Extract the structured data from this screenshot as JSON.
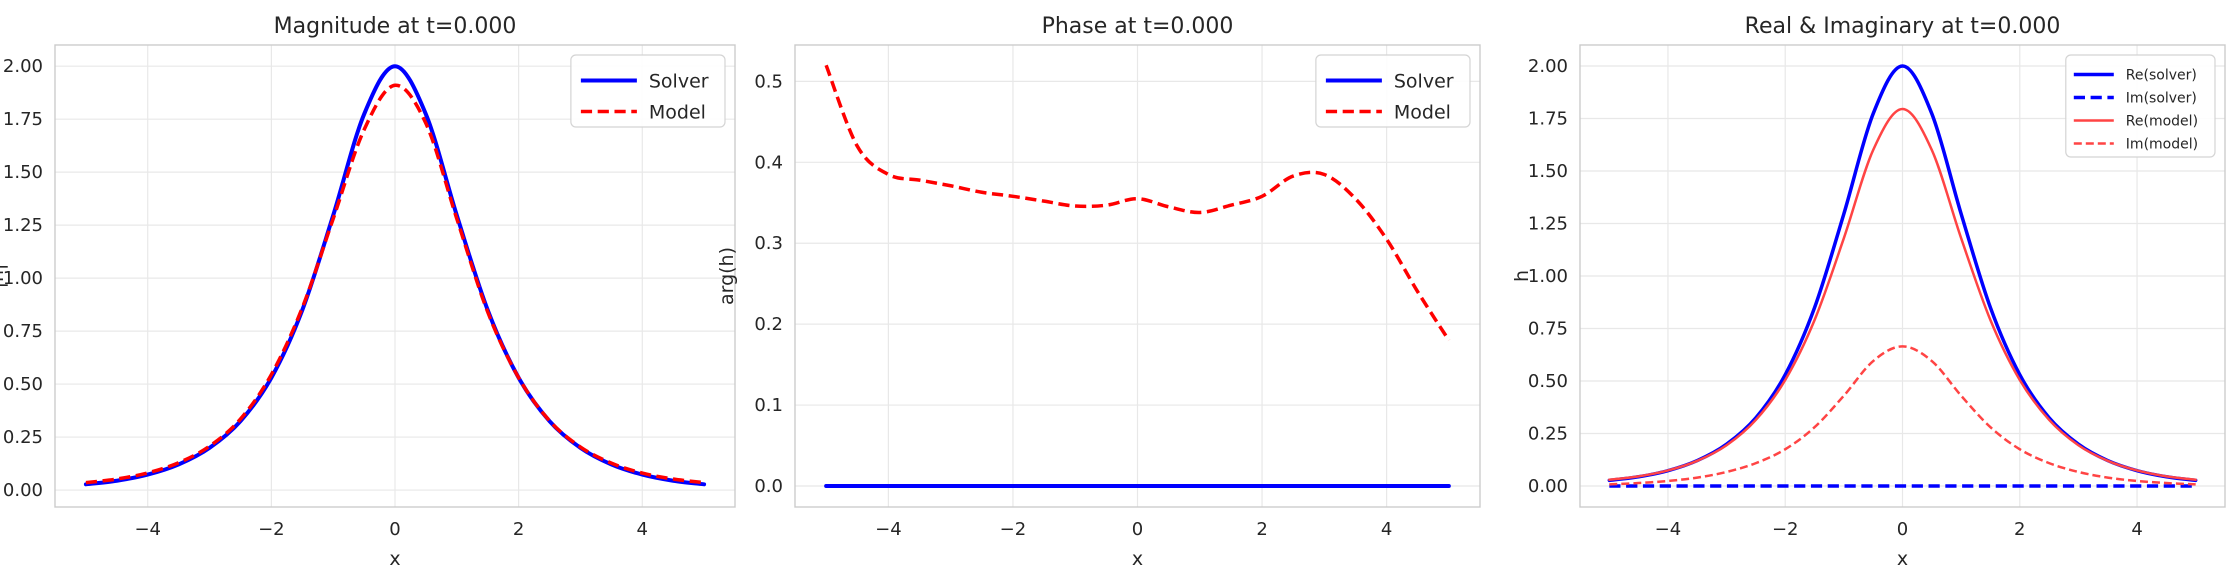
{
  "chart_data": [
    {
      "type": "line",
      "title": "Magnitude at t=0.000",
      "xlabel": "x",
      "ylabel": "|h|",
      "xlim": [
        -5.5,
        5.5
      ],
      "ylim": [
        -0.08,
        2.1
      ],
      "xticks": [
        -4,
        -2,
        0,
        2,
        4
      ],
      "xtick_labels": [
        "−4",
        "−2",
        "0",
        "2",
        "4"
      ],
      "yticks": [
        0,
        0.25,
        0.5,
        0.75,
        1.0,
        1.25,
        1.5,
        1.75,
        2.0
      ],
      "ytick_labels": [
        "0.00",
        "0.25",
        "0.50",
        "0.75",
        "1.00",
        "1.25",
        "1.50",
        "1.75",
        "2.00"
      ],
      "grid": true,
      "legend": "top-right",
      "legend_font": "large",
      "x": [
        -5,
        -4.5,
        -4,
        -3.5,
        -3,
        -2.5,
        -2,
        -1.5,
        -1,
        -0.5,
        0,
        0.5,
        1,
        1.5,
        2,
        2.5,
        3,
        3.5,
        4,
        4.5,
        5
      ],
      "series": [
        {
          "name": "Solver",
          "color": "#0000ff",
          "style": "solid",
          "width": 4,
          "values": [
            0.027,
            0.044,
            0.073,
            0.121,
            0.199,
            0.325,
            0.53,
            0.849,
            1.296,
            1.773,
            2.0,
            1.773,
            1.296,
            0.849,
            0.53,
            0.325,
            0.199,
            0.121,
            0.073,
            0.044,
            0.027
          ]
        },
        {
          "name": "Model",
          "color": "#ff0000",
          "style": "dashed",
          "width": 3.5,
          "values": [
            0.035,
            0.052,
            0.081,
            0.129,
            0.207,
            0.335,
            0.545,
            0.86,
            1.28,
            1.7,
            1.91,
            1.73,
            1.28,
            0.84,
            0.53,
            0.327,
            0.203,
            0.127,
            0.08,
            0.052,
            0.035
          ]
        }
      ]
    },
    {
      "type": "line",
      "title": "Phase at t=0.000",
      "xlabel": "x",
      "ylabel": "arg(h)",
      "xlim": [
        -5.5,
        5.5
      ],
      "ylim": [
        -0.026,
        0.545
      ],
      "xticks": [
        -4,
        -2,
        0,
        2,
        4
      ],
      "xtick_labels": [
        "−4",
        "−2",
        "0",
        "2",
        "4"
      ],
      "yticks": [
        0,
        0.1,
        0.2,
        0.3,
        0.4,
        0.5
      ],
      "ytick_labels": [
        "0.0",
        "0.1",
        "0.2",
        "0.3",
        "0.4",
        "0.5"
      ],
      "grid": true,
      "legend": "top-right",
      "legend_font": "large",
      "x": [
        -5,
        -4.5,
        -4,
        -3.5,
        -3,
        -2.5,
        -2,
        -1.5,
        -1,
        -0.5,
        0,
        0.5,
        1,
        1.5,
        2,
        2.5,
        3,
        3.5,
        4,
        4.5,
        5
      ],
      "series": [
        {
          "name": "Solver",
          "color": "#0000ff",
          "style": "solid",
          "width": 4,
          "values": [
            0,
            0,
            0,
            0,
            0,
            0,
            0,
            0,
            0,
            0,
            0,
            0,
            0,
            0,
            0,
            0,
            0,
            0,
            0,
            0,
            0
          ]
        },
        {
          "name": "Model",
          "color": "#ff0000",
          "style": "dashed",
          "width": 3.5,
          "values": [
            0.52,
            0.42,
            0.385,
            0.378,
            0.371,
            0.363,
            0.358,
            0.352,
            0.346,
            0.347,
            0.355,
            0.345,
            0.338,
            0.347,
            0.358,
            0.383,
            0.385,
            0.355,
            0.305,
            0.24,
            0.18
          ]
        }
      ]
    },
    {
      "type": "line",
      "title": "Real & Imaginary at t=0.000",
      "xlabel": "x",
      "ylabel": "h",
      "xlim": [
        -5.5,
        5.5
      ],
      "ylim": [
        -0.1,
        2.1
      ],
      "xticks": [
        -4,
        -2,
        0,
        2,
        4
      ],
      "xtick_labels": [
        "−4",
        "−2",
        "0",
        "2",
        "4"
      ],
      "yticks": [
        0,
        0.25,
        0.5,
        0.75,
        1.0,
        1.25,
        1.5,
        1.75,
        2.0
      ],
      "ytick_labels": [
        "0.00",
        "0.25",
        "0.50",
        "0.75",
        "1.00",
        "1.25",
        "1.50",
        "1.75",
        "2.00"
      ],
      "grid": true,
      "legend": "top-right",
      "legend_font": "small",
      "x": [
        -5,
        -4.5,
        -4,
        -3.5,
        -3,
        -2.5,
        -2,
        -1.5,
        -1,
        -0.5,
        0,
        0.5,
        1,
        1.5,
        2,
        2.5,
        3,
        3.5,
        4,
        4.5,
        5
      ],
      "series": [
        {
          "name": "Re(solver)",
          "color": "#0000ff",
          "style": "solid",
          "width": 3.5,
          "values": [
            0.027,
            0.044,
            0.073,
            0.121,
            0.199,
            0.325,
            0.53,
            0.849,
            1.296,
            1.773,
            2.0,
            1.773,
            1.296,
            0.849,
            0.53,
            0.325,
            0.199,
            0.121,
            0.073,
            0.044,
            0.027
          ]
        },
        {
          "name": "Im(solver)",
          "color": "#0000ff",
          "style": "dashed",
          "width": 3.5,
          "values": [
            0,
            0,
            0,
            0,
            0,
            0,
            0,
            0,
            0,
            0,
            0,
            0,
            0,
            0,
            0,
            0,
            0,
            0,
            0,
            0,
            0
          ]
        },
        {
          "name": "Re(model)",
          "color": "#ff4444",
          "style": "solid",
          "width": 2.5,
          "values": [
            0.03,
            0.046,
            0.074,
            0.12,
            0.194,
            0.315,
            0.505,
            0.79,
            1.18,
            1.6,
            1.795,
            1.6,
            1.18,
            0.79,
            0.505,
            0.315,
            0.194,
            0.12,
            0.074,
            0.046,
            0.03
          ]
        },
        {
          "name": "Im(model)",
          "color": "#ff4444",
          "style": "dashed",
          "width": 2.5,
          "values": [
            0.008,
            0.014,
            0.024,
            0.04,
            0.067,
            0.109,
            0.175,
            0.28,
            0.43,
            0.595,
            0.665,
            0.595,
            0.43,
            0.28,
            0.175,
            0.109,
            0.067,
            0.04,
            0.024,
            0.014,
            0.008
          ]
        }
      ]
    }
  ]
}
☆ ☆ ☆ ☆
What this task involves
Nothing in the entries above should change when they are printed again, except that the pictures are dropped.

Output
Extract the structured data from this screenshot as JSON.
{
  "chart_data": [
    {
      "type": "line",
      "title": "Magnitude at t=0.000",
      "xlabel": "x",
      "ylabel": "|h|",
      "xlim": [
        -5.5,
        5.5
      ],
      "ylim": [
        -0.08,
        2.1
      ],
      "xticks": [
        -4,
        -2,
        0,
        2,
        4
      ],
      "xtick_labels": [
        "−4",
        "−2",
        "0",
        "2",
        "4"
      ],
      "yticks": [
        0,
        0.25,
        0.5,
        0.75,
        1.0,
        1.25,
        1.5,
        1.75,
        2.0
      ],
      "ytick_labels": [
        "0.00",
        "0.25",
        "0.50",
        "0.75",
        "1.00",
        "1.25",
        "1.50",
        "1.75",
        "2.00"
      ],
      "grid": true,
      "legend": "top-right",
      "legend_font": "large",
      "x": [
        -5,
        -4.5,
        -4,
        -3.5,
        -3,
        -2.5,
        -2,
        -1.5,
        -1,
        -0.5,
        0,
        0.5,
        1,
        1.5,
        2,
        2.5,
        3,
        3.5,
        4,
        4.5,
        5
      ],
      "series": [
        {
          "name": "Solver",
          "color": "#0000ff",
          "style": "solid",
          "width": 4,
          "values": [
            0.027,
            0.044,
            0.073,
            0.121,
            0.199,
            0.325,
            0.53,
            0.849,
            1.296,
            1.773,
            2.0,
            1.773,
            1.296,
            0.849,
            0.53,
            0.325,
            0.199,
            0.121,
            0.073,
            0.044,
            0.027
          ]
        },
        {
          "name": "Model",
          "color": "#ff0000",
          "style": "dashed",
          "width": 3.5,
          "values": [
            0.035,
            0.052,
            0.081,
            0.129,
            0.207,
            0.335,
            0.545,
            0.86,
            1.28,
            1.7,
            1.91,
            1.73,
            1.28,
            0.84,
            0.53,
            0.327,
            0.203,
            0.127,
            0.08,
            0.052,
            0.035
          ]
        }
      ]
    },
    {
      "type": "line",
      "title": "Phase at t=0.000",
      "xlabel": "x",
      "ylabel": "arg(h)",
      "xlim": [
        -5.5,
        5.5
      ],
      "ylim": [
        -0.026,
        0.545
      ],
      "xticks": [
        -4,
        -2,
        0,
        2,
        4
      ],
      "xtick_labels": [
        "−4",
        "−2",
        "0",
        "2",
        "4"
      ],
      "yticks": [
        0,
        0.1,
        0.2,
        0.3,
        0.4,
        0.5
      ],
      "ytick_labels": [
        "0.0",
        "0.1",
        "0.2",
        "0.3",
        "0.4",
        "0.5"
      ],
      "grid": true,
      "legend": "top-right",
      "legend_font": "large",
      "x": [
        -5,
        -4.5,
        -4,
        -3.5,
        -3,
        -2.5,
        -2,
        -1.5,
        -1,
        -0.5,
        0,
        0.5,
        1,
        1.5,
        2,
        2.5,
        3,
        3.5,
        4,
        4.5,
        5
      ],
      "series": [
        {
          "name": "Solver",
          "color": "#0000ff",
          "style": "solid",
          "width": 4,
          "values": [
            0,
            0,
            0,
            0,
            0,
            0,
            0,
            0,
            0,
            0,
            0,
            0,
            0,
            0,
            0,
            0,
            0,
            0,
            0,
            0,
            0
          ]
        },
        {
          "name": "Model",
          "color": "#ff0000",
          "style": "dashed",
          "width": 3.5,
          "values": [
            0.52,
            0.42,
            0.385,
            0.378,
            0.371,
            0.363,
            0.358,
            0.352,
            0.346,
            0.347,
            0.355,
            0.345,
            0.338,
            0.347,
            0.358,
            0.383,
            0.385,
            0.355,
            0.305,
            0.24,
            0.18
          ]
        }
      ]
    },
    {
      "type": "line",
      "title": "Real & Imaginary at t=0.000",
      "xlabel": "x",
      "ylabel": "h",
      "xlim": [
        -5.5,
        5.5
      ],
      "ylim": [
        -0.1,
        2.1
      ],
      "xticks": [
        -4,
        -2,
        0,
        2,
        4
      ],
      "xtick_labels": [
        "−4",
        "−2",
        "0",
        "2",
        "4"
      ],
      "yticks": [
        0,
        0.25,
        0.5,
        0.75,
        1.0,
        1.25,
        1.5,
        1.75,
        2.0
      ],
      "ytick_labels": [
        "0.00",
        "0.25",
        "0.50",
        "0.75",
        "1.00",
        "1.25",
        "1.50",
        "1.75",
        "2.00"
      ],
      "grid": true,
      "legend": "top-right",
      "legend_font": "small",
      "x": [
        -5,
        -4.5,
        -4,
        -3.5,
        -3,
        -2.5,
        -2,
        -1.5,
        -1,
        -0.5,
        0,
        0.5,
        1,
        1.5,
        2,
        2.5,
        3,
        3.5,
        4,
        4.5,
        5
      ],
      "series": [
        {
          "name": "Re(solver)",
          "color": "#0000ff",
          "style": "solid",
          "width": 3.5,
          "values": [
            0.027,
            0.044,
            0.073,
            0.121,
            0.199,
            0.325,
            0.53,
            0.849,
            1.296,
            1.773,
            2.0,
            1.773,
            1.296,
            0.849,
            0.53,
            0.325,
            0.199,
            0.121,
            0.073,
            0.044,
            0.027
          ]
        },
        {
          "name": "Im(solver)",
          "color": "#0000ff",
          "style": "dashed",
          "width": 3.5,
          "values": [
            0,
            0,
            0,
            0,
            0,
            0,
            0,
            0,
            0,
            0,
            0,
            0,
            0,
            0,
            0,
            0,
            0,
            0,
            0,
            0,
            0
          ]
        },
        {
          "name": "Re(model)",
          "color": "#ff4444",
          "style": "solid",
          "width": 2.5,
          "values": [
            0.03,
            0.046,
            0.074,
            0.12,
            0.194,
            0.315,
            0.505,
            0.79,
            1.18,
            1.6,
            1.795,
            1.6,
            1.18,
            0.79,
            0.505,
            0.315,
            0.194,
            0.12,
            0.074,
            0.046,
            0.03
          ]
        },
        {
          "name": "Im(model)",
          "color": "#ff4444",
          "style": "dashed",
          "width": 2.5,
          "values": [
            0.008,
            0.014,
            0.024,
            0.04,
            0.067,
            0.109,
            0.175,
            0.28,
            0.43,
            0.595,
            0.665,
            0.595,
            0.43,
            0.28,
            0.175,
            0.109,
            0.067,
            0.04,
            0.024,
            0.014,
            0.008
          ]
        }
      ]
    }
  ]
}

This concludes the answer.